- _Exercise prompt_:
Collect and copy every line of the data below that contains the string "axes".

- _Entries provided_:

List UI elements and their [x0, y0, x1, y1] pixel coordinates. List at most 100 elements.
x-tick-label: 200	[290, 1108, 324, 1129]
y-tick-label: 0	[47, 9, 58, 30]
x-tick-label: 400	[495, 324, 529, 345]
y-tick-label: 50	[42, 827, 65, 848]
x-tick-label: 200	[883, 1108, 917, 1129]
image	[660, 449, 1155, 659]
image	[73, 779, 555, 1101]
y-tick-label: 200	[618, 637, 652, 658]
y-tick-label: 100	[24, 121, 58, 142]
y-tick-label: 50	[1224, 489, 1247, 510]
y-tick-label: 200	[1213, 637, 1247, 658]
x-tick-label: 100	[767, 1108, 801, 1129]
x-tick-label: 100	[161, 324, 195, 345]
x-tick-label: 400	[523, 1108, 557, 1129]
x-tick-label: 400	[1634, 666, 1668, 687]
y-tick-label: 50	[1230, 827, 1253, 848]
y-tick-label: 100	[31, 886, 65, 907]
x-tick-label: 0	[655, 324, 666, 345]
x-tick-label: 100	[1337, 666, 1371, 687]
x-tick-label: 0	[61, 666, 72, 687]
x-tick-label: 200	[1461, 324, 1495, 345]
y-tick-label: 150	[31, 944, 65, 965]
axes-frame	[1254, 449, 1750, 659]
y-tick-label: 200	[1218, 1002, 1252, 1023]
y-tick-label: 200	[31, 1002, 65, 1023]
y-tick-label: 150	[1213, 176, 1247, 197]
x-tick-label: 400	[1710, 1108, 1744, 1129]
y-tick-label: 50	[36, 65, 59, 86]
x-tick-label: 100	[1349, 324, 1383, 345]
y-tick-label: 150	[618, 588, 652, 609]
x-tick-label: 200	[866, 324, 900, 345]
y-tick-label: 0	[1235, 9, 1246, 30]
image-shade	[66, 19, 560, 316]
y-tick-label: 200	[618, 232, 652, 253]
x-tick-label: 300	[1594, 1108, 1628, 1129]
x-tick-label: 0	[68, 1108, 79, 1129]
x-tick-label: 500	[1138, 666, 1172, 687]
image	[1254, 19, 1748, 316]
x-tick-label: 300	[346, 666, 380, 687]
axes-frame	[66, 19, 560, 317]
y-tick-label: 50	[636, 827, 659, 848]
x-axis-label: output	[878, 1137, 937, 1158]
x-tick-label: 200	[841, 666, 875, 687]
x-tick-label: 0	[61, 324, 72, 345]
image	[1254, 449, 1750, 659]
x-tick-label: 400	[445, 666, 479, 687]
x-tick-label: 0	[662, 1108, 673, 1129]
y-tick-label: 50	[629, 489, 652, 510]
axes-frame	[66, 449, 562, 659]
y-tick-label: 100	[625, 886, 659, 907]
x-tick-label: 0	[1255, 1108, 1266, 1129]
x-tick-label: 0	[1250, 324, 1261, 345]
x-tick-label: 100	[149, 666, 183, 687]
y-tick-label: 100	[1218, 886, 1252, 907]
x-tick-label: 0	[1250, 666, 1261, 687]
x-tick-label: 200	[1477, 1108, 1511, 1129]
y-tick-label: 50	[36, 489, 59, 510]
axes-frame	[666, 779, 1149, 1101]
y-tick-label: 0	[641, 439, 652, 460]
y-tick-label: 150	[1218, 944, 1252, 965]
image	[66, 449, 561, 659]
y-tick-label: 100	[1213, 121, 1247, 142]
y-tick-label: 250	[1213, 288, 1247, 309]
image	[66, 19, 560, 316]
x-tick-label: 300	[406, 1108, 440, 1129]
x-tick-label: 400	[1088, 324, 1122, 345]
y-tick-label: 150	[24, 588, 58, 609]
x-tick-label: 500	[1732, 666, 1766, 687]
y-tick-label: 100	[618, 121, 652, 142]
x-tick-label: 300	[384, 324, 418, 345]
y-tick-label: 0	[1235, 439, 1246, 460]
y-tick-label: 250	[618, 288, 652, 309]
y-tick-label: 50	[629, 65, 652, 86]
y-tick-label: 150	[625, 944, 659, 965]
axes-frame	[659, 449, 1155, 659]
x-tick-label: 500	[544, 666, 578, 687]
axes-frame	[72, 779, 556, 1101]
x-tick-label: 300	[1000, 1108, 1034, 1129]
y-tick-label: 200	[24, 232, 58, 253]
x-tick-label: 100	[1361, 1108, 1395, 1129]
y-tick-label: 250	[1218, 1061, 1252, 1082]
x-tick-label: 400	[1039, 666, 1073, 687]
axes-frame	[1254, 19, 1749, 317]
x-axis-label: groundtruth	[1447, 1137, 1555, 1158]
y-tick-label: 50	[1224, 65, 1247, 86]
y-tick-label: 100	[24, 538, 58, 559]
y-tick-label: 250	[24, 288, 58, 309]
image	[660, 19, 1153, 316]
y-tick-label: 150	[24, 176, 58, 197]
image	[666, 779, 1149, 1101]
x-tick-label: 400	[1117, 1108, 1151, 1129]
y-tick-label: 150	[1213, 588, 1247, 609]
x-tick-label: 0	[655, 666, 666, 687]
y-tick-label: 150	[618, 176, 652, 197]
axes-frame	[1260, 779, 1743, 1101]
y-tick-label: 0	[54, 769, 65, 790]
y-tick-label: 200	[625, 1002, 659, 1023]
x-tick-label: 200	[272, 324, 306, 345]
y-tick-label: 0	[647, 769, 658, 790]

- _Solution to the problem_:
axes-frame	[1254, 449, 1750, 659]
axes-frame	[66, 19, 560, 317]
axes-frame	[66, 449, 562, 659]
axes-frame	[666, 779, 1149, 1101]
axes-frame	[659, 449, 1155, 659]
axes-frame	[72, 779, 556, 1101]
axes-frame	[1254, 19, 1749, 317]
axes-frame	[1260, 779, 1743, 1101]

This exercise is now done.